Extracted data entries
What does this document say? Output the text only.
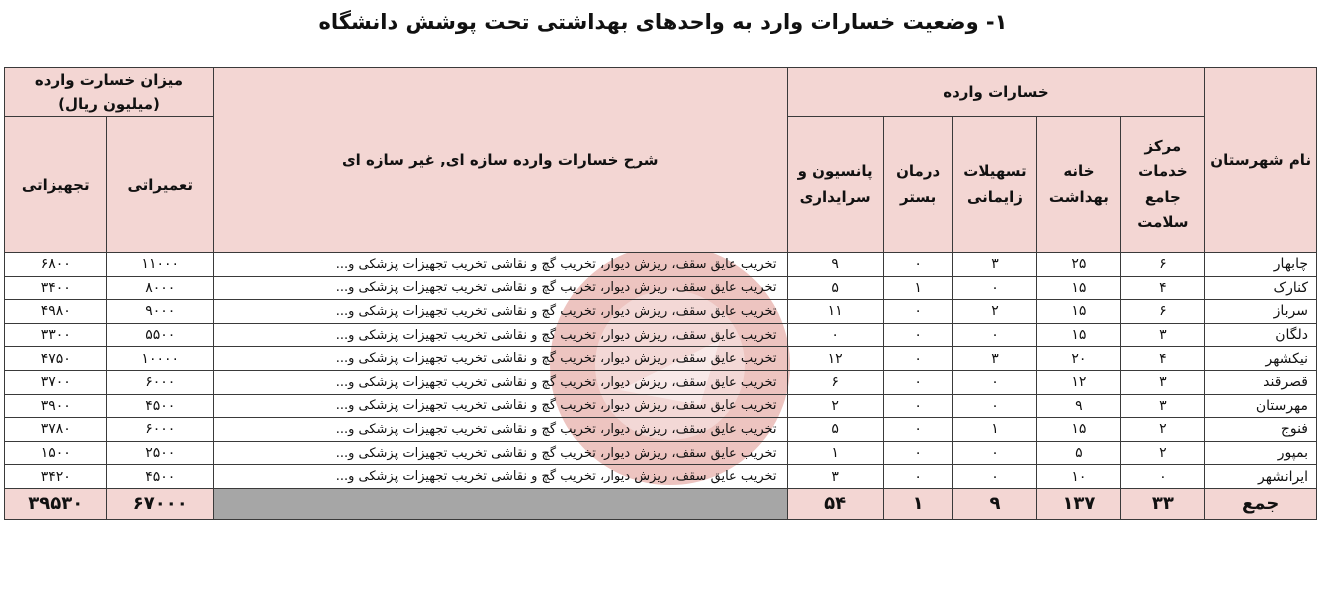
۱- وضعیت خسارات وارد به واحدهای بهداشتی تحت پوشش دانشگاه
نام شهرستان	خسارات وارده					شرح خسارات وارده سازه ای, غیر سازه ای	میزان خسارت وارده (میلیون ریال)	
	مرکز خدمات جامع سلامت	خانه بهداشت	تسهیلات زایمانی	درمان بستر	پانسیون و سرایداری		تعمیراتی	تجهیزاتی
چابهار	۶	۲۵	۳	۰	۹	تخریب عایق سقف، ریزش دیوار، تخریب گچ و نقاشی تخریب تجهیزات پزشکی و...	۱۱۰۰۰	۶۸۰۰
کنارک	۴	۱۵	۰	۱	۵	تخریب عایق سقف، ریزش دیوار، تخریب گچ و نقاشی تخریب تجهیزات پزشکی و...	۸۰۰۰	۳۴۰۰
سرباز	۶	۱۵	۲	۰	۱۱	تخریب عایق سقف، ریزش دیوار، تخریب گچ و نقاشی تخریب تجهیزات پزشکی و...	۹۰۰۰	۴۹۸۰
دلگان	۳	۱۵	۰	۰	۰	تخریب عایق سقف، ریزش دیوار، تخریب گچ و نقاشی تخریب تجهیزات پزشکی و...	۵۵۰۰	۳۳۰۰
نیکشهر	۴	۲۰	۳	۰	۱۲	تخریب عایق سقف، ریزش دیوار، تخریب گچ و نقاشی تخریب تجهیزات پزشکی و...	۱۰۰۰۰	۴۷۵۰
قصرقند	۳	۱۲	۰	۰	۶	تخریب عایق سقف، ریزش دیوار، تخریب گچ و نقاشی تخریب تجهیزات پزشکی و...	۶۰۰۰	۳۷۰۰
مهرستان	۳	۹	۰	۰	۲	تخریب عایق سقف، ریزش دیوار، تخریب گچ و نقاشی تخریب تجهیزات پزشکی و...	۴۵۰۰	۳۹۰۰
فنوج	۲	۱۵	۱	۰	۵	تخریب عایق سقف، ریزش دیوار، تخریب گچ و نقاشی تخریب تجهیزات پزشکی و...	۶۰۰۰	۳۷۸۰
بمپور	۲	۵	۰	۰	۱	تخریب عایق سقف، ریزش دیوار، تخریب گچ و نقاشی تخریب تجهیزات پزشکی و...	۲۵۰۰	۱۵۰۰
ایرانشهر	۰	۱۰	۰	۰	۳	تخریب عایق سقف، ریزش دیوار، تخریب گچ و نقاشی تخریب تجهیزات پزشکی و...	۴۵۰۰	۳۴۲۰
جمع	۳۳	۱۳۷	۹	۱	۵۴		۶۷۰۰۰	۳۹۵۳۰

WHAT YOU SHOULD DO
Search the entries for the word "خسارات", then list each line that holds it.

WRITTEN RESPONSE
۱- وضعیت خسارات وارد به واحدهای بهداشتی تحت پوشش دانشگاه
نام شهرستان	خسارات وارده					شرح خسارات وارده سازه ای, غیر سازه ای	میزان خسارت وارده (میلیون ریال)	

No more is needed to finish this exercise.